(Collected data)

start

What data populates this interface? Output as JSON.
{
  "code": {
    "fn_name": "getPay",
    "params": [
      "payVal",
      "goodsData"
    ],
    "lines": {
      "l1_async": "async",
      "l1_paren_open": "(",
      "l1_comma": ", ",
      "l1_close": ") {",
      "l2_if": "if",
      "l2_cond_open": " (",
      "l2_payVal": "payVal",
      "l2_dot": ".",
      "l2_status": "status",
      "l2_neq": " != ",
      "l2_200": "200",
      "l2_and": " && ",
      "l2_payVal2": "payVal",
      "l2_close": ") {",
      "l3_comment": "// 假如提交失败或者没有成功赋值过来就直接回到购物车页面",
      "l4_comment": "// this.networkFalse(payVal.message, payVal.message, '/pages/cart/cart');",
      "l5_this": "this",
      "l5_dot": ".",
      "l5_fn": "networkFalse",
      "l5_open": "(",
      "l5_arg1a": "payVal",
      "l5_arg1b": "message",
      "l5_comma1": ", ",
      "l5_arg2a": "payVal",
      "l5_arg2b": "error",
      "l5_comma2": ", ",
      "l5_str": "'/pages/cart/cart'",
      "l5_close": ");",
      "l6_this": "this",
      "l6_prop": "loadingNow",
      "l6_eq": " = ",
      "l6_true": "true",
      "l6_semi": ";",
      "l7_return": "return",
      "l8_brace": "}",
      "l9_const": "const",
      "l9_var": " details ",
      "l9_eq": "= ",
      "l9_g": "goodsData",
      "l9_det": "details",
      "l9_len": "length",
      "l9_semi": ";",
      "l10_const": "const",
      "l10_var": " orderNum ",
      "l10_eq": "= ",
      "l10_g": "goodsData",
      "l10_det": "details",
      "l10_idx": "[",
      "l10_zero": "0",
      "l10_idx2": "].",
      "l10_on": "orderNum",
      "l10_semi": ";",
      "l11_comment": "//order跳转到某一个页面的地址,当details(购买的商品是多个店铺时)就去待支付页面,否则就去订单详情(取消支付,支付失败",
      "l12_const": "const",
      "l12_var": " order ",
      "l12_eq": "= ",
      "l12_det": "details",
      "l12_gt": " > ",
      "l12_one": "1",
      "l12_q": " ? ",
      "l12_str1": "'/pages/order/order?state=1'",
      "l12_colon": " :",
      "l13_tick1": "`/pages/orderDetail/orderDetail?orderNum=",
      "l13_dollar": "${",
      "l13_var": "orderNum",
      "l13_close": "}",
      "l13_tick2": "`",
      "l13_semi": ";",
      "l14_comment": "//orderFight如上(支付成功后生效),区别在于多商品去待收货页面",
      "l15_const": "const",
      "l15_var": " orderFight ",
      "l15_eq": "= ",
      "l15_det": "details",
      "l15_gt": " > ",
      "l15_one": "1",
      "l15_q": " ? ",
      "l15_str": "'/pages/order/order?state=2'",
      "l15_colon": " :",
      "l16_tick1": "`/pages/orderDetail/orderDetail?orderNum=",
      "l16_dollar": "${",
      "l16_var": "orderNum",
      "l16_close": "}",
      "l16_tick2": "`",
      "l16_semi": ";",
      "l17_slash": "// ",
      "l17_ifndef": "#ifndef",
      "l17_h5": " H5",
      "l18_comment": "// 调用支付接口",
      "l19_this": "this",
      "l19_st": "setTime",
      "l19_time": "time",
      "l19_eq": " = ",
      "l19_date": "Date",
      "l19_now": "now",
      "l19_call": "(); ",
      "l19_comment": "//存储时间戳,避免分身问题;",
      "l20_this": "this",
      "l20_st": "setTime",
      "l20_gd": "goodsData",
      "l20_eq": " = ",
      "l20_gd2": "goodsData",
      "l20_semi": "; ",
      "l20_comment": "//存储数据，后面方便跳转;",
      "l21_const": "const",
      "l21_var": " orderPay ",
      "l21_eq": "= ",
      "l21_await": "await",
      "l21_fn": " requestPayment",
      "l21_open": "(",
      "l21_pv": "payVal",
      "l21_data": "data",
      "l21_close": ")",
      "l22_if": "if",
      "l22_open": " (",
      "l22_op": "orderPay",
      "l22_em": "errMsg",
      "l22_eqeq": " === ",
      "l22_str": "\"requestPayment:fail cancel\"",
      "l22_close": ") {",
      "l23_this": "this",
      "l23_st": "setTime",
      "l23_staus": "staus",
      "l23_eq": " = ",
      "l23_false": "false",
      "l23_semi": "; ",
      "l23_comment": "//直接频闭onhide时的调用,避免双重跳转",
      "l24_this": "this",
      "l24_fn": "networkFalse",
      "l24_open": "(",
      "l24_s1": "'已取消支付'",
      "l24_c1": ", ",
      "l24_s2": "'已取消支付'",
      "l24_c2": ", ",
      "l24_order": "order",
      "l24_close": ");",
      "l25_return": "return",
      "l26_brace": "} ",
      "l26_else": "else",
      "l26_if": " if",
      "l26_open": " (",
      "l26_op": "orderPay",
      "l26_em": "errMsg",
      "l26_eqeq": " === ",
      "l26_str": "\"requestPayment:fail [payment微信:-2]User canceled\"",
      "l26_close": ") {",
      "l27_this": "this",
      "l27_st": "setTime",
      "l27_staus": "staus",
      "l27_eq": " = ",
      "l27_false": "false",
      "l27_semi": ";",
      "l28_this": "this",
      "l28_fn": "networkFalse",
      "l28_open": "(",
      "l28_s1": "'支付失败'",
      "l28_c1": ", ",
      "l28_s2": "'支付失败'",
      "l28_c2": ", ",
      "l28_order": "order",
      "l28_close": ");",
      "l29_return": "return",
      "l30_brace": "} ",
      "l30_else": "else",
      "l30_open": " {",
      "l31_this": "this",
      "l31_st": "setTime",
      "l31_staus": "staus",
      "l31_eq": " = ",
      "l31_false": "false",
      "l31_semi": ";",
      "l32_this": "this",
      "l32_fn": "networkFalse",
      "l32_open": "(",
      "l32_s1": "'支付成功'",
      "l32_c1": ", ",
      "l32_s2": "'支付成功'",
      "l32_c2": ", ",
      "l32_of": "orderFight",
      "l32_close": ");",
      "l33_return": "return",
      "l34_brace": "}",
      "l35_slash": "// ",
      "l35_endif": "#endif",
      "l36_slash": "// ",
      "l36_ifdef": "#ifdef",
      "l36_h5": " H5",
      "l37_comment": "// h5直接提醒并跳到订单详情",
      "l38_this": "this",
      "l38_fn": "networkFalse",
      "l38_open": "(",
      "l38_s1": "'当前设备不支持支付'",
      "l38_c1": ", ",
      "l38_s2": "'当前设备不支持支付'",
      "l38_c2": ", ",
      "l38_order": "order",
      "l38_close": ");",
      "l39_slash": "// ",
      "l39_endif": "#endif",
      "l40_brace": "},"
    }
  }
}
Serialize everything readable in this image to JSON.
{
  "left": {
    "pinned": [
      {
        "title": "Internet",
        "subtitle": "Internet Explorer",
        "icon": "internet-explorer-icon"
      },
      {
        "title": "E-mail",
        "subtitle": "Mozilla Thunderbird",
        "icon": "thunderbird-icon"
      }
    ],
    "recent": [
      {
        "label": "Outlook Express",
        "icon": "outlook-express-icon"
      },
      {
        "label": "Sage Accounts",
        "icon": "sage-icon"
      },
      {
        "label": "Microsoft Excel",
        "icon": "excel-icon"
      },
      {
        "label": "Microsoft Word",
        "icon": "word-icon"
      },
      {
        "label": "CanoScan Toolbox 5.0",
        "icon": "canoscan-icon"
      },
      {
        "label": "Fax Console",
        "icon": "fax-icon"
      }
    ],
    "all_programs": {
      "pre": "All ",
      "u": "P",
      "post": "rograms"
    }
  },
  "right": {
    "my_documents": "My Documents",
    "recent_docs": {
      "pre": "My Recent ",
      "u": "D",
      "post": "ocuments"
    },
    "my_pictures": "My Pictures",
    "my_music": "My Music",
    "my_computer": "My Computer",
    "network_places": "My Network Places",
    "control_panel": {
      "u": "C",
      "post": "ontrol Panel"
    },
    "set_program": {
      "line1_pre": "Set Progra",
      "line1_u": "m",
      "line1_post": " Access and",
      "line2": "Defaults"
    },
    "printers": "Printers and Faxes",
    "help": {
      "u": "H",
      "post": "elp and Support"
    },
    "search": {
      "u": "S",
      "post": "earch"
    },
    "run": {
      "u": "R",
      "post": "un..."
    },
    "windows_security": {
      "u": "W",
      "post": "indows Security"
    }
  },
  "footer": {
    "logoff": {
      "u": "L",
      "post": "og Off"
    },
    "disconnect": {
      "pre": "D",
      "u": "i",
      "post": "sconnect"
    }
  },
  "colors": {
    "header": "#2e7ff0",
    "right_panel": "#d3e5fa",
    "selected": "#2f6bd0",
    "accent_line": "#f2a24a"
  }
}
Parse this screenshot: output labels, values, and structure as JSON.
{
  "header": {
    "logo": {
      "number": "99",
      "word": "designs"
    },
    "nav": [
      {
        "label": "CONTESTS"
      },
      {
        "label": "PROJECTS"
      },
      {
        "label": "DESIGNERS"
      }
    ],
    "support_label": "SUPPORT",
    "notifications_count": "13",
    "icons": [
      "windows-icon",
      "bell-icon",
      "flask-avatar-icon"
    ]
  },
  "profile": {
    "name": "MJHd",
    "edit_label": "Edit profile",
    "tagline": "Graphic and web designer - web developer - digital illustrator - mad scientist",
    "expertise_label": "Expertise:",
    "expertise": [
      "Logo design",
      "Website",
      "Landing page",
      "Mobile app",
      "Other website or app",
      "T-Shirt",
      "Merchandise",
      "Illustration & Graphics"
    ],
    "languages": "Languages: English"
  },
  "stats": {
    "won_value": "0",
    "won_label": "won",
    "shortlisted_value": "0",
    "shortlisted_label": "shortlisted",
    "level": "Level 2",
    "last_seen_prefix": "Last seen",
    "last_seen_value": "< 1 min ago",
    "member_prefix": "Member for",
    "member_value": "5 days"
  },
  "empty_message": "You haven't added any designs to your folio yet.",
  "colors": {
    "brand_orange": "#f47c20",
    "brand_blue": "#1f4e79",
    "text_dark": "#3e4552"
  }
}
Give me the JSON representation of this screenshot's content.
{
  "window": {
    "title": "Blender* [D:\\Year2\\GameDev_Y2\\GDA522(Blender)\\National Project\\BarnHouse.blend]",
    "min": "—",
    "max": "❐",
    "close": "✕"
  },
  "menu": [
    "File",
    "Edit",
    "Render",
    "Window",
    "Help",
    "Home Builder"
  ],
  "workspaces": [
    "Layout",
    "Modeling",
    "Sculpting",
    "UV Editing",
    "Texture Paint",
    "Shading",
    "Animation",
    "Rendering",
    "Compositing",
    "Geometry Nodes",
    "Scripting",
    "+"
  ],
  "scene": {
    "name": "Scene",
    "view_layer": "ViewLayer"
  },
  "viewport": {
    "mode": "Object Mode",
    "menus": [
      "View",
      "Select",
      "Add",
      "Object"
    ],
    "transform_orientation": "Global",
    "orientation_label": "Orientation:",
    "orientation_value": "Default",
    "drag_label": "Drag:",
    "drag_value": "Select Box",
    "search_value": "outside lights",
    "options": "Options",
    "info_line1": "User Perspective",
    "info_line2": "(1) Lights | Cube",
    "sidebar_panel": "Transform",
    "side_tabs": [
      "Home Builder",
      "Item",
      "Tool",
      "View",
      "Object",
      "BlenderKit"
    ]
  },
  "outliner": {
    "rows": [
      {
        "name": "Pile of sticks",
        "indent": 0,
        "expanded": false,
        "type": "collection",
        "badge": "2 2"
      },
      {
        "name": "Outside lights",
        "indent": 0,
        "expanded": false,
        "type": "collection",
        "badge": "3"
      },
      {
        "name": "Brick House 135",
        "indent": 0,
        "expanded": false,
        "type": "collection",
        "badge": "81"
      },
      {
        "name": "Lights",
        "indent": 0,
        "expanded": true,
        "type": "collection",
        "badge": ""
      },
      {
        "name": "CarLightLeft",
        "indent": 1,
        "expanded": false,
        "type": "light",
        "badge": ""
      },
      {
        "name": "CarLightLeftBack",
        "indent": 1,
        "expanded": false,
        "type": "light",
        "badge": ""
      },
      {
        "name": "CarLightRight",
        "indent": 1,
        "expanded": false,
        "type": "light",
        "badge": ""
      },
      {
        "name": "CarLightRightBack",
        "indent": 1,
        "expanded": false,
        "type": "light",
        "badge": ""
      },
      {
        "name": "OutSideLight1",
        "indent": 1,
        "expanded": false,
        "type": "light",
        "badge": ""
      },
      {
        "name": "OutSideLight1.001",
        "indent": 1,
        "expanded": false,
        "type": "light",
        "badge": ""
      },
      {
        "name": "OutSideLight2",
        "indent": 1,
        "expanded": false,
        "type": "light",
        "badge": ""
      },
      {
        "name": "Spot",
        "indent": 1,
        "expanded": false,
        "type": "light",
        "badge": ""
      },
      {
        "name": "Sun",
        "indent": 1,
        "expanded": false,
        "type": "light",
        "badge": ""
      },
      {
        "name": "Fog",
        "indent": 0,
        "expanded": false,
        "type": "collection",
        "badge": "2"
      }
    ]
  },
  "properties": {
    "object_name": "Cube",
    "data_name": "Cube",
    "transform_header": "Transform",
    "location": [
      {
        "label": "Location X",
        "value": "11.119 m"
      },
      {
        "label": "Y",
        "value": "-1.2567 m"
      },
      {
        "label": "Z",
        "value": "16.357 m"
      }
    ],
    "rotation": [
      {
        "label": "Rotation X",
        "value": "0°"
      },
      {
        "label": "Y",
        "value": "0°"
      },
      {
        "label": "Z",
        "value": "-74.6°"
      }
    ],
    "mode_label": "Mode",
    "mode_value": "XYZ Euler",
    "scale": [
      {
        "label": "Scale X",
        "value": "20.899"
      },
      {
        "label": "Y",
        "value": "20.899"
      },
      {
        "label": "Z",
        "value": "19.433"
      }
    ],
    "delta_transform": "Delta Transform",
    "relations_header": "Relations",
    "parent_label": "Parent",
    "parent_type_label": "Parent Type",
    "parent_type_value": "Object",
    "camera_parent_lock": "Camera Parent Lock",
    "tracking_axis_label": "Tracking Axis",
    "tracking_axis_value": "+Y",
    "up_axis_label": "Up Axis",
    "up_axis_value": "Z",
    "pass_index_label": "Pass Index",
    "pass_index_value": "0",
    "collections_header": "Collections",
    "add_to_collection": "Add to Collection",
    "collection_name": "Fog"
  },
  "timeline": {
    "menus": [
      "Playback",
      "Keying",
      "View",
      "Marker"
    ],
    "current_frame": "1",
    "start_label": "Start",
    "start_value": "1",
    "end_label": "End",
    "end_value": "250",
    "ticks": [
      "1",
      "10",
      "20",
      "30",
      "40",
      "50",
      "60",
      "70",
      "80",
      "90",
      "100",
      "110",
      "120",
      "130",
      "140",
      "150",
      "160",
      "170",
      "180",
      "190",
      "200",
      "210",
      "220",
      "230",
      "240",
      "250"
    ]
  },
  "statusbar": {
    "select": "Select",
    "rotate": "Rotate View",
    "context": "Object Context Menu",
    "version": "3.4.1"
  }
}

end

**Given instruction**
Wherever a line in the data above holds "requestPayment", copy that line.

**Result of this task**
      "l21_fn": " requestPayment",
      "l22_str": "\"requestPayment:fail cancel\"",
      "l26_str": "\"requestPayment:fail [payment微信:-2]User canceled\"",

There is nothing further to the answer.